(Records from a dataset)
## Start

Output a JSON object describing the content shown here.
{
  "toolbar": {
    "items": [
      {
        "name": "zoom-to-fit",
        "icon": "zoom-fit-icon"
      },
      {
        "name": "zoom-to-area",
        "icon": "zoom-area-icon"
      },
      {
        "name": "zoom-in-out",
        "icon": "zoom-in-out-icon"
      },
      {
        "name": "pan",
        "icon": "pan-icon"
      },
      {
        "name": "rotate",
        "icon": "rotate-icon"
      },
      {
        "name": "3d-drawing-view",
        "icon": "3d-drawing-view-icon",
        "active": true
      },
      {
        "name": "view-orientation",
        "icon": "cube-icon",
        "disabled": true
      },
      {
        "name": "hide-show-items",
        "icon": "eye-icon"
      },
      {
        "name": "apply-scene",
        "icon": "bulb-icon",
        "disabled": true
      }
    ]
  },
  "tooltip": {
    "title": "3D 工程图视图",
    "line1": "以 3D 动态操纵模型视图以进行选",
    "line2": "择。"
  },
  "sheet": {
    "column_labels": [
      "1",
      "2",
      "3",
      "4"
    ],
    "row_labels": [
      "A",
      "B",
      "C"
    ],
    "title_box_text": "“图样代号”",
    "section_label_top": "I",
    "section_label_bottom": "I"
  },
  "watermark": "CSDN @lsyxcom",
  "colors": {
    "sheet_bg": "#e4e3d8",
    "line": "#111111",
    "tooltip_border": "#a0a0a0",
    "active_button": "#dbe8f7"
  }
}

## End
## Start

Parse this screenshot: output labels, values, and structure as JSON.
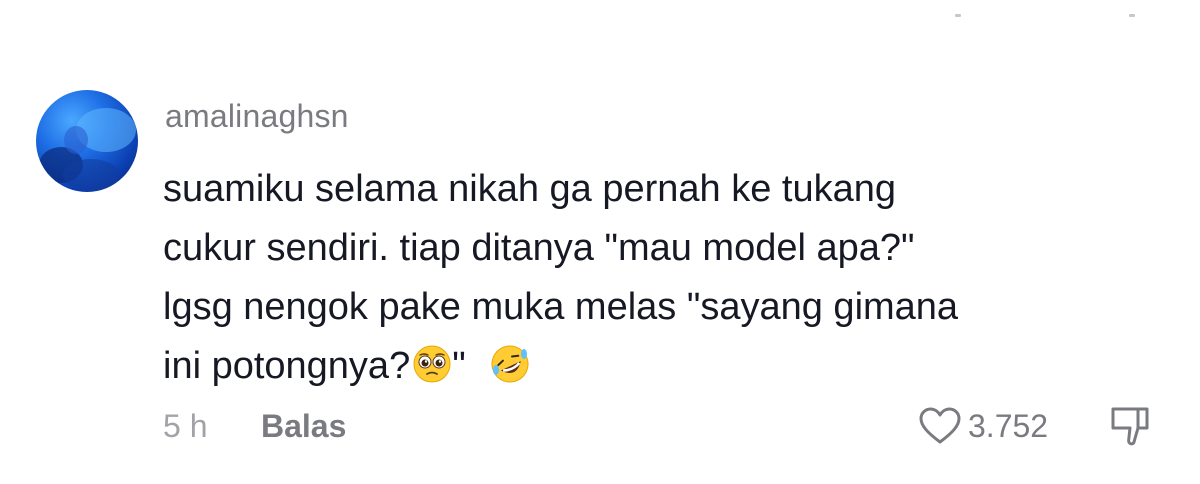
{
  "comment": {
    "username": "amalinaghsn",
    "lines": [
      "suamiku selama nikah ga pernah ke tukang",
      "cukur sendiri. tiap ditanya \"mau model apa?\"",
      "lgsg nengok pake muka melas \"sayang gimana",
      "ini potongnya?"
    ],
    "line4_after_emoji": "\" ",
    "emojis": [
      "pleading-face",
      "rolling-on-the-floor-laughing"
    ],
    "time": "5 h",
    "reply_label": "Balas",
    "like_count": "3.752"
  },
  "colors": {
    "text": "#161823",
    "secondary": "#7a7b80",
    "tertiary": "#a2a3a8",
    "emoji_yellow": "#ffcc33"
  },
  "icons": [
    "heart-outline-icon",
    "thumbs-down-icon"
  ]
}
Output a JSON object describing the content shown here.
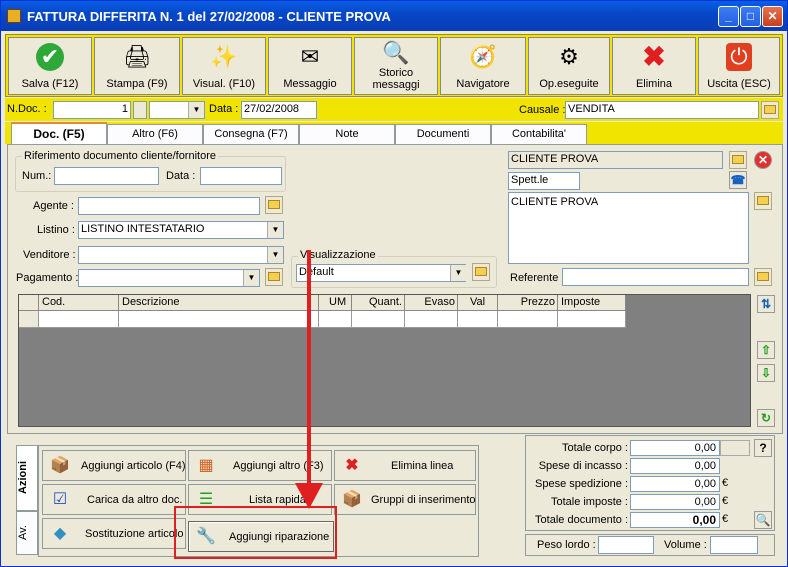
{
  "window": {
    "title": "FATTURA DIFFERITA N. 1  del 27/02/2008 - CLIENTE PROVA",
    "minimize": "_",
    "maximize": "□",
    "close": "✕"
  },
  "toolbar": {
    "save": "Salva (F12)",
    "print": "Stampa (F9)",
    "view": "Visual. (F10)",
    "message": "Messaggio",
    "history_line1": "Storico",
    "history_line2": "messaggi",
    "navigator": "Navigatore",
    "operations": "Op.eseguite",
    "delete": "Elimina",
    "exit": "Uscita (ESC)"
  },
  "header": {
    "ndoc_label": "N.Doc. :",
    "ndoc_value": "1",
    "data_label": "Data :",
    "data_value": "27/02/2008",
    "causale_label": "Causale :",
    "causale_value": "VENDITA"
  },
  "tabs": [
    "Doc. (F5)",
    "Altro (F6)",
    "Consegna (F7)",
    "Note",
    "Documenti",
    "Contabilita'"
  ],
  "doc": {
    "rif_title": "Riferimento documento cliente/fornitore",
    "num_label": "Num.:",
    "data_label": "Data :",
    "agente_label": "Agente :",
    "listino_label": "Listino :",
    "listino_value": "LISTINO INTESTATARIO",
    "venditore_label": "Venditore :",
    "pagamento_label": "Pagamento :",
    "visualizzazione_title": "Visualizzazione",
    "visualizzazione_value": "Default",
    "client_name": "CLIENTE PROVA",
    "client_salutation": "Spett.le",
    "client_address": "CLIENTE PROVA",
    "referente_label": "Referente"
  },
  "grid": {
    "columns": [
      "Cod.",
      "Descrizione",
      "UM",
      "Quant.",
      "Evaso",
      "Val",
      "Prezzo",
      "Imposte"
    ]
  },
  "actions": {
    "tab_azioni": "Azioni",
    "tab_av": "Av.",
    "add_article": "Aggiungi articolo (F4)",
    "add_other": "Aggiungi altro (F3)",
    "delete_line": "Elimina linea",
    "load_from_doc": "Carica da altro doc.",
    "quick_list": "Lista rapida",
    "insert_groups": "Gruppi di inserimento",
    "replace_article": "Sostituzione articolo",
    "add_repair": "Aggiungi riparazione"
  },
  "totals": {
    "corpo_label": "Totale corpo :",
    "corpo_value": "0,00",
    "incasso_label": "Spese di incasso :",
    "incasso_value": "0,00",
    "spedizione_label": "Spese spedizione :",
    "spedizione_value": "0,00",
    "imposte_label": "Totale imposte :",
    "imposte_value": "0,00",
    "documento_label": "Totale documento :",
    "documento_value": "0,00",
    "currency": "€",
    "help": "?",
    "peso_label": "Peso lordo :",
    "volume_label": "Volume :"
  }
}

## End

WHAT YOU SHOULD DO: Using the records above, select and copy every line that has the word "Totale".

RESPONSE TO THIS TASK:
    "corpo_label": "Totale corpo :",
    "imposte_label": "Totale imposte :",
    "documento_label": "Totale documento :",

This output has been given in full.